■ **Recorded information**
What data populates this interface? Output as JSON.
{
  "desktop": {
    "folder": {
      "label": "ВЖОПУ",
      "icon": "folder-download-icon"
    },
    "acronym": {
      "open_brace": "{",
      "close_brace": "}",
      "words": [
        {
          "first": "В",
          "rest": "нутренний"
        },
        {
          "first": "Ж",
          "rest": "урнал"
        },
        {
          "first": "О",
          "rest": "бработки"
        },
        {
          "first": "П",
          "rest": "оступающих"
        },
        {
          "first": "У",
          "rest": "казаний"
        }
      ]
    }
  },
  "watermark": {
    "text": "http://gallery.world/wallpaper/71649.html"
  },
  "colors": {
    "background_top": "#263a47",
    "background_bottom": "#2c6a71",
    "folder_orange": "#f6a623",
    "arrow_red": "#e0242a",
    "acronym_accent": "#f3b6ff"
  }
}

■ **Work required**
Copy out every line of the data that includes "rest".

■ **Task answer**
          "rest": "нутренний"
          "rest": "урнал"
          "rest": "бработки"
          "rest": "оступающих"
          "rest": "казаний"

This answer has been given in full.